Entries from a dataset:

☆ ☆ ☆ ☆ ☆

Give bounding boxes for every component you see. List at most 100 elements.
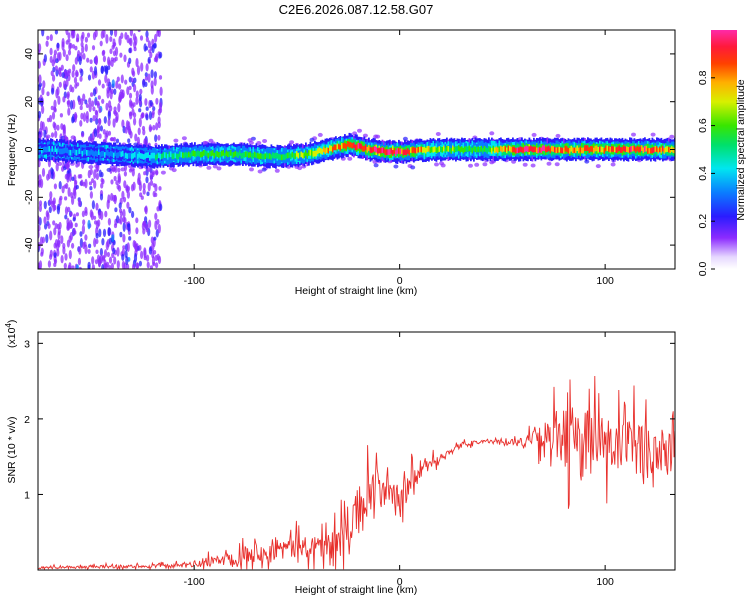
- x-tick-label: 0: [397, 275, 403, 287]
- ridge-cell: [588, 147, 591, 153]
- noise-cell: [149, 51, 153, 59]
- halo-cell: [375, 134, 381, 139]
- ridge-cell: [60, 148, 63, 155]
- ridge-cell: [129, 152, 132, 159]
- ridge-cell: [456, 145, 459, 152]
- noise-cell: [53, 204, 57, 211]
- ridge-cell: [498, 146, 501, 153]
- ridge-cell: [479, 147, 481, 153]
- ridge-cell: [548, 145, 550, 152]
- noise-cell: [79, 174, 83, 179]
- noise-cell: [128, 206, 132, 214]
- noise-cell: [38, 179, 42, 188]
- ridge-cell: [164, 152, 166, 158]
- ridge-cell: [668, 146, 670, 153]
- ridge-cell: [521, 146, 523, 153]
- ridge-cell: [98, 149, 100, 155]
- noise-cell: [49, 191, 53, 199]
- ridge-cell: [483, 145, 486, 152]
- noise-cell: [41, 87, 45, 96]
- noise-cell: [38, 84, 42, 91]
- ridge-cell: [131, 153, 133, 160]
- ridge-cell: [654, 146, 657, 152]
- noise-cell: [154, 212, 158, 220]
- noise-cell: [101, 264, 105, 269]
- halo-cell: [109, 137, 115, 142]
- halo-cell: [297, 166, 303, 171]
- ridge-cell: [336, 143, 339, 150]
- noise-cell: [100, 65, 104, 75]
- halo-cell: [262, 139, 268, 143]
- ridge-cell: [320, 148, 322, 154]
- noise-cell: [86, 32, 91, 38]
- noise-cell: [106, 261, 110, 268]
- noise-cell: [66, 222, 70, 230]
- ridge-cell: [207, 152, 210, 159]
- noise-cell: [113, 223, 118, 229]
- x-tick-label: 0: [397, 576, 403, 588]
- ridge-cell: [323, 146, 325, 153]
- ridge-cell: [365, 144, 367, 151]
- ridge-cell: [153, 152, 156, 159]
- ridge-cell: [221, 150, 223, 157]
- noise-cell: [147, 40, 151, 49]
- noise-cell: [91, 200, 95, 210]
- ridge-cell: [423, 146, 426, 153]
- noise-cell: [80, 68, 84, 77]
- noise-cell: [101, 98, 105, 104]
- noise-cell: [69, 100, 74, 110]
- noise-cell: [116, 247, 120, 257]
- ridge-cell: [438, 146, 441, 152]
- halo-cell: [434, 162, 439, 167]
- noise-cell: [126, 242, 130, 253]
- halo-cell: [94, 164, 100, 169]
- ridge-cell: [114, 150, 117, 157]
- noise-cell: [112, 38, 116, 48]
- halo-cell: [468, 163, 473, 168]
- noise-cell: [129, 30, 133, 37]
- noise-cell: [146, 191, 150, 197]
- noise-cell: [109, 48, 113, 55]
- snr-multiplier-close: ): [6, 320, 18, 324]
- noise-cell: [147, 182, 151, 192]
- ridge-cell: [405, 149, 408, 156]
- colorbar-tick-label: 0.2: [697, 214, 709, 229]
- ridge-cell: [123, 153, 126, 159]
- noise-cell: [129, 37, 133, 47]
- ridge-cell: [648, 147, 651, 154]
- noise-cell: [131, 67, 135, 76]
- halo-cell: [373, 163, 379, 168]
- noise-cell: [118, 83, 122, 90]
- ridge-cell: [408, 149, 411, 156]
- ridge-cell: [357, 142, 360, 149]
- ridge-cell: [617, 146, 619, 153]
- ridge-cell: [77, 149, 79, 156]
- noise-cell: [98, 228, 102, 238]
- y-tick-label: 0: [23, 146, 35, 152]
- ridge-cell: [656, 146, 658, 152]
- ridge-cell: [84, 148, 87, 155]
- noise-cell: [135, 227, 139, 235]
- ridge-cell: [71, 150, 73, 156]
- halo-cell: [247, 138, 253, 143]
- noise-cell: [143, 249, 147, 259]
- ridge-cell: [237, 152, 240, 158]
- ridge-cell: [144, 153, 147, 159]
- ridge-cell: [42, 147, 45, 153]
- noise-cell: [149, 100, 153, 107]
- ridge-cell: [203, 150, 205, 156]
- noise-cell: [57, 203, 61, 211]
- noise-cell: [137, 30, 141, 33]
- ridge-cell: [86, 150, 88, 156]
- noise-cell: [115, 138, 120, 144]
- noise-cell: [128, 76, 132, 83]
- noise-cell: [67, 206, 71, 213]
- noise-cell: [54, 65, 59, 71]
- ridge-cell: [270, 154, 273, 161]
- noise-cell: [52, 74, 56, 82]
- noise-cell: [121, 92, 125, 99]
- ridge-cell: [104, 152, 106, 158]
- noise-cell: [47, 260, 52, 268]
- ridge-cell: [236, 151, 238, 158]
- ridge-cell: [243, 151, 246, 158]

☆ ☆ ☆ ☆ ☆

Task instructions ->
Please rewrite each line of the listing above as a JSON list of strings, one string per line, with blank lines left out. Leave the pictures out of your answer.

Output for this task ->
[
  "Give bounding boxes for every component you see. List at most 100 elements.",
  "- x-tick-label: 0: [397, 275, 403, 287]",
  "- ridge-cell: [588, 147, 591, 153]",
  "- noise-cell: [149, 51, 153, 59]",
  "- halo-cell: [375, 134, 381, 139]",
  "- ridge-cell: [60, 148, 63, 155]",
  "- ridge-cell: [129, 152, 132, 159]",
  "- ridge-cell: [456, 145, 459, 152]",
  "- noise-cell: [53, 204, 57, 211]",
  "- ridge-cell: [498, 146, 501, 153]",
  "- ridge-cell: [479, 147, 481, 153]",
  "- ridge-cell: [548, 145, 550, 152]",
  "- noise-cell: [79, 174, 83, 179]",
  "- noise-cell: [128, 206, 132, 214]",
  "- noise-cell: [38, 179, 42, 188]",
  "- ridge-cell: [164, 152, 166, 158]",
  "- ridge-cell: [668, 146, 670, 153]",
  "- ridge-cell: [521, 146, 523, 153]",
  "- ridge-cell: [98, 149, 100, 155]",
  "- noise-cell: [49, 191, 53, 199]",
  "- ridge-cell: [483, 145, 486, 152]",
  "- noise-cell: [41, 87, 45, 96]",
  "- noise-cell: [38, 84, 42, 91]",
  "- ridge-cell: [131, 153, 133, 160]",
  "- ridge-cell: [654, 146, 657, 152]",
  "- noise-cell: [154, 212, 158, 220]",
  "- noise-cell: [101, 264, 105, 269]",
  "- halo-cell: [109, 137, 115, 142]",
  "- halo-cell: [297, 166, 303, 171]",
  "- ridge-cell: [336, 143, 339, 150]",
  "- noise-cell: [100, 65, 104, 75]",
  "- halo-cell: [262, 139, 268, 143]",
  "- ridge-cell: [320, 148, 322, 154]",
  "- noise-cell: [86, 32, 91, 38]",
  "- noise-cell: [106, 261, 110, 268]",
  "- noise-cell: [66, 222, 70, 230]",
  "- ridge-cell: [207, 152, 210, 159]",
  "- noise-cell: [113, 223, 118, 229]",
  "- x-tick-label: 0: [397, 576, 403, 588]",
  "- ridge-cell: [323, 146, 325, 153]",
  "- ridge-cell: [365, 144, 367, 151]",
  "- ridge-cell: [153, 152, 156, 159]",
  "- ridge-cell: [221, 150, 223, 157]",
  "- noise-cell: [147, 40, 151, 49]",
  "- noise-cell: [91, 200, 95, 210]",
  "- ridge-cell: [423, 146, 426, 153]",
  "- noise-cell: [80, 68, 84, 77]",
  "- noise-cell: [101, 98, 105, 104]",
  "- noise-cell: [69, 100, 74, 110]",
  "- noise-cell: [116, 247, 120, 257]",
  "- ridge-cell: [438, 146, 441, 152]",
  "- halo-cell: [434, 162, 439, 167]",
  "- noise-cell: [126, 242, 130, 253]",
  "- halo-cell: [94, 164, 100, 169]",
  "- ridge-cell: [114, 150, 117, 157]",
  "- noise-cell: [112, 38, 116, 48]",
  "- halo-cell: [468, 163, 473, 168]",
  "- noise-cell: [129, 30, 133, 37]",
  "- noise-cell: [146, 191, 150, 197]",
  "- noise-cell: [109, 48, 113, 55]",
  "- snr-multiplier-close: ): [6, 320, 18, 324]",
  "- noise-cell: [147, 182, 151, 192]",
  "- ridge-cell: [405, 149, 408, 156]",
  "- colorbar-tick-label: 0.2: [697, 214, 709, 229]",
  "- ridge-cell: [123, 153, 126, 159]",
  "- noise-cell: [129, 37, 133, 47]",
  "- ridge-cell: [648, 147, 651, 154]",
  "- noise-cell: [131, 67, 135, 76]",
  "- halo-cell: [373, 163, 379, 168]",
  "- noise-cell: [118, 83, 122, 90]",
  "- ridge-cell: [408, 149, 411, 156]",
  "- ridge-cell: [357, 142, 360, 149]",
  "- ridge-cell: [617, 146, 619, 153]",
  "- ridge-cell: [77, 149, 79, 156]",
  "- noise-cell: [98, 228, 102, 238]",
  "- y-tick-label: 0: [23, 146, 35, 152]",
  "- ridge-cell: [656, 146, 658, 152]",
  "- ridge-cell: [84, 148, 87, 155]",
  "- noise-cell: [135, 227, 139, 235]",
  "- ridge-cell: [71, 150, 73, 156]",
  "- halo-cell: [247, 138, 253, 143]",
  "- noise-cell: [143, 249, 147, 259]",
  "- ridge-cell: [237, 152, 240, 158]",
  "- ridge-cell: [144, 153, 147, 159]",
  "- ridge-cell: [42, 147, 45, 153]",
  "- noise-cell: [149, 100, 153, 107]",
  "- ridge-cell: [203, 150, 205, 156]",
  "- noise-cell: [57, 203, 61, 211]",
  "- noise-cell: [137, 30, 141, 33]",
  "- ridge-cell: [86, 150, 88, 156]",
  "- noise-cell: [115, 138, 120, 144]",
  "- noise-cell: [128, 76, 132, 83]",
  "- noise-cell: [67, 206, 71, 213]",
  "- noise-cell: [54, 65, 59, 71]",
  "- ridge-cell: [270, 154, 273, 161]",
  "- noise-cell: [52, 74, 56, 82]",
  "- noise-cell: [121, 92, 125, 99]",
  "- ridge-cell: [104, 152, 106, 158]",
  "- noise-cell: [47, 260, 52, 268]",
  "- ridge-cell: [236, 151, 238, 158]",
  "- ridge-cell: [243, 151, 246, 158]"
]